§ TASK BRIEF: Determine the number of lines holding the word "select"; answer with that number only.

§ STORED DATA:
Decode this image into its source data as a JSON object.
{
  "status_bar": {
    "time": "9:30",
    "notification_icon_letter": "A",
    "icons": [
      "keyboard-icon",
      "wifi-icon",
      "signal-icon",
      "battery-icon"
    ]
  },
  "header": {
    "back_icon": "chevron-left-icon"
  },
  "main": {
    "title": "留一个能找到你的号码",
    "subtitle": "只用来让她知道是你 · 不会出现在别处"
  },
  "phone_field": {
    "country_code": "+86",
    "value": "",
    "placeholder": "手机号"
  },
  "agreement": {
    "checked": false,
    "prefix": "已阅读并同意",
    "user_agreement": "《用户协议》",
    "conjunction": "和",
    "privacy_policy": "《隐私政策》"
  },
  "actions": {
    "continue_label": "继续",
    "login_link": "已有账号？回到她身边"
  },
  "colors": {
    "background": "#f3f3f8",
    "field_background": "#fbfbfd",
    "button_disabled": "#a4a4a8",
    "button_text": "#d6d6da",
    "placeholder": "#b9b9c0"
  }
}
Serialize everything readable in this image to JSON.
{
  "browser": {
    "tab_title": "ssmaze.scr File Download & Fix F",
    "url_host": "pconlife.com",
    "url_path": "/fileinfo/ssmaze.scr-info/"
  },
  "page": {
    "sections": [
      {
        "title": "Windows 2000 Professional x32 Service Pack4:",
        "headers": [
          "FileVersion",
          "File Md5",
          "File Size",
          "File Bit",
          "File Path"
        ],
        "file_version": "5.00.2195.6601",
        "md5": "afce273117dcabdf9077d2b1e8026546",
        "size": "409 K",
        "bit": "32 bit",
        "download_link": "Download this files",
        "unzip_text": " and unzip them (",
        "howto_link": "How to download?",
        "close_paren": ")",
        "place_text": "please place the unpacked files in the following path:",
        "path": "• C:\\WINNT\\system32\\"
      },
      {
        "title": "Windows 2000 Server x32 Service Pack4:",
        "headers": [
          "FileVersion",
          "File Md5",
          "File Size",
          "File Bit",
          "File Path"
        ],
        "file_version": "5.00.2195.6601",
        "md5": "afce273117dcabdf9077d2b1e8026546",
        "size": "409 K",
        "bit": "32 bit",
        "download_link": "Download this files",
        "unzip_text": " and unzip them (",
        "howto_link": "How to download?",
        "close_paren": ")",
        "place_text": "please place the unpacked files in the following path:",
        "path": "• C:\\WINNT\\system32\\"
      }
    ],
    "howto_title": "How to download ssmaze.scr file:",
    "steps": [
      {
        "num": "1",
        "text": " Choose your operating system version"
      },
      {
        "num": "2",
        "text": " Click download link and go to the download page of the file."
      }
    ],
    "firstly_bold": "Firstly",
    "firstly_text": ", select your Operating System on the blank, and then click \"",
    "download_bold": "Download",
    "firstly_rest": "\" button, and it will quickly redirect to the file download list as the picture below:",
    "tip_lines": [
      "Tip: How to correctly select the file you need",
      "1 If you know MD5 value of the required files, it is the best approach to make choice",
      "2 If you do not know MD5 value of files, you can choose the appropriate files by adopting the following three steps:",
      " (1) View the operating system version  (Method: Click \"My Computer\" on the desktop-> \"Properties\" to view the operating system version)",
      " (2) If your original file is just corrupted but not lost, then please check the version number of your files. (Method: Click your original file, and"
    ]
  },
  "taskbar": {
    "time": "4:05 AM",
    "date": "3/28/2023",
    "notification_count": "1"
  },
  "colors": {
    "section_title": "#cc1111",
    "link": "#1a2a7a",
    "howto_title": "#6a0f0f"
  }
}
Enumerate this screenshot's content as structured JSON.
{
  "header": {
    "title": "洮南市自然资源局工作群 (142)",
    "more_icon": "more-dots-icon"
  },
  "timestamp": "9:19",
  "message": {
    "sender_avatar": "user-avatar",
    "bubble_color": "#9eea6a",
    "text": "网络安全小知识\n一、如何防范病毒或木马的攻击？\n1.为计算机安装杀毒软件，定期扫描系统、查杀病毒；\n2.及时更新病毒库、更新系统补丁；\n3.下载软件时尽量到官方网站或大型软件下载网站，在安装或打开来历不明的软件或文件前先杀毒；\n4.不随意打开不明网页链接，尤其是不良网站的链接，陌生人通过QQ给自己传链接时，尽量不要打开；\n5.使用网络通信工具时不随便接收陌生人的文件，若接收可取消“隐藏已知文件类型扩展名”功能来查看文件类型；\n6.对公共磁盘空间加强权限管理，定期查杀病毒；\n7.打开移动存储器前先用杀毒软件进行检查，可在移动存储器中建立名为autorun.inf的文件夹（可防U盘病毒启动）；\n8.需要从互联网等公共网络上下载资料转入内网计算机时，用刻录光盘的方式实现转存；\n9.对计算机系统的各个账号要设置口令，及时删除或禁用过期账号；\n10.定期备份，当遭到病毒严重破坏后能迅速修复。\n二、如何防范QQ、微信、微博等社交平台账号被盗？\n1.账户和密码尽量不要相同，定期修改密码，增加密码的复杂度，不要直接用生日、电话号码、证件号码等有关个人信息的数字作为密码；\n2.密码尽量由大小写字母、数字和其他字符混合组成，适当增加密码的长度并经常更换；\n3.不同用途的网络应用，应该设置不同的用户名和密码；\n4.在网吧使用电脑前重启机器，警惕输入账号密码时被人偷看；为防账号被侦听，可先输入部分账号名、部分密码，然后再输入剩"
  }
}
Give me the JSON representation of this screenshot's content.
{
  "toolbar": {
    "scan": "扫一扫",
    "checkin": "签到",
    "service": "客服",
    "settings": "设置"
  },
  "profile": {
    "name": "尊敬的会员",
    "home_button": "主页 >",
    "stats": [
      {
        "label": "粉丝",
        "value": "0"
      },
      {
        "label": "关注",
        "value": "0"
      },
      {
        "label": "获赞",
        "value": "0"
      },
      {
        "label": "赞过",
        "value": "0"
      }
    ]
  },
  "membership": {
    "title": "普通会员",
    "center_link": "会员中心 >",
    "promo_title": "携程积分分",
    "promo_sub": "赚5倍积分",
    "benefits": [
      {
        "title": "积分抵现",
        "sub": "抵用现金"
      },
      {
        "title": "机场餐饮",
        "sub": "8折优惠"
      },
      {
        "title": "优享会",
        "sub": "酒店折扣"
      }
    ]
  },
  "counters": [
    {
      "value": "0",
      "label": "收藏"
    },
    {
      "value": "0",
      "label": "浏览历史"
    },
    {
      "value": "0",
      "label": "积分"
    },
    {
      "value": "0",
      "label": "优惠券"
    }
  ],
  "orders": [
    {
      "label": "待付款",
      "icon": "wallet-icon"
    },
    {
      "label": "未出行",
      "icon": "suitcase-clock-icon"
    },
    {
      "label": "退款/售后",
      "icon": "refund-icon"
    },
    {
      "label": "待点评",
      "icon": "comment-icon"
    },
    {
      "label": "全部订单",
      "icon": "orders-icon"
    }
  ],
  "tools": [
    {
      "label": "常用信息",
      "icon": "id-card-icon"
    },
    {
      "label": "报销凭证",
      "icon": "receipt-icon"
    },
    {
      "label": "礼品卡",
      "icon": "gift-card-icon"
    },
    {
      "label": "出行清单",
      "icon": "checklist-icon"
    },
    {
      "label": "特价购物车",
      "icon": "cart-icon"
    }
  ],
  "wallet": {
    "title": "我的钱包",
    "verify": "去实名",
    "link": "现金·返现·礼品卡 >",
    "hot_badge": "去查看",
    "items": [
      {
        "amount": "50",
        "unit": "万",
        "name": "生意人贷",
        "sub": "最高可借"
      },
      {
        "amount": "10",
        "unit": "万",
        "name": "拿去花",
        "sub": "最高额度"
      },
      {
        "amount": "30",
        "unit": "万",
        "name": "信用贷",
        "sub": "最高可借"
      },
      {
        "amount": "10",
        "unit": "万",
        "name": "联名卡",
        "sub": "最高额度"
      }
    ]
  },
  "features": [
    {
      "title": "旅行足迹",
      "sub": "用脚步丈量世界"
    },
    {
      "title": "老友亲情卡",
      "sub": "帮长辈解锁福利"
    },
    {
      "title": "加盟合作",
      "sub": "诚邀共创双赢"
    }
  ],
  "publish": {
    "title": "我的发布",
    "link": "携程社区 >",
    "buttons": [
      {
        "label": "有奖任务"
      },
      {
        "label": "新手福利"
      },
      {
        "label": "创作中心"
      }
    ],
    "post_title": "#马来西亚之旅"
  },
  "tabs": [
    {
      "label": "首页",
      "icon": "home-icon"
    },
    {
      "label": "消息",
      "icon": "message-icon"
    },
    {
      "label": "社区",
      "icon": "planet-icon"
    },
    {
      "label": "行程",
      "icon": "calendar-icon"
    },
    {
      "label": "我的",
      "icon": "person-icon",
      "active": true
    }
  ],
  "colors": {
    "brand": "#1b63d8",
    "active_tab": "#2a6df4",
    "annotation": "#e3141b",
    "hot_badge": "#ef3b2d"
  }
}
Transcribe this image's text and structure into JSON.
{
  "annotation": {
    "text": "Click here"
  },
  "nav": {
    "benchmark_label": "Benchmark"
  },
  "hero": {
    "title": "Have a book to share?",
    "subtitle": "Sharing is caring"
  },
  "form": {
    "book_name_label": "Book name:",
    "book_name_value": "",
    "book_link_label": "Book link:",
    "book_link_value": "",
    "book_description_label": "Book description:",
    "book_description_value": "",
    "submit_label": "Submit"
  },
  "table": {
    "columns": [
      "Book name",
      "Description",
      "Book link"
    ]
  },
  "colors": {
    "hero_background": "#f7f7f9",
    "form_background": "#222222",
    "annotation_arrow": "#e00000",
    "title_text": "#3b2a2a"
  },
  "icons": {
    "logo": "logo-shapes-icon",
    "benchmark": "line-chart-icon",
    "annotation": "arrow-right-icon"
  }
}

§ SOLUTION TO THIS PROBLEM: 2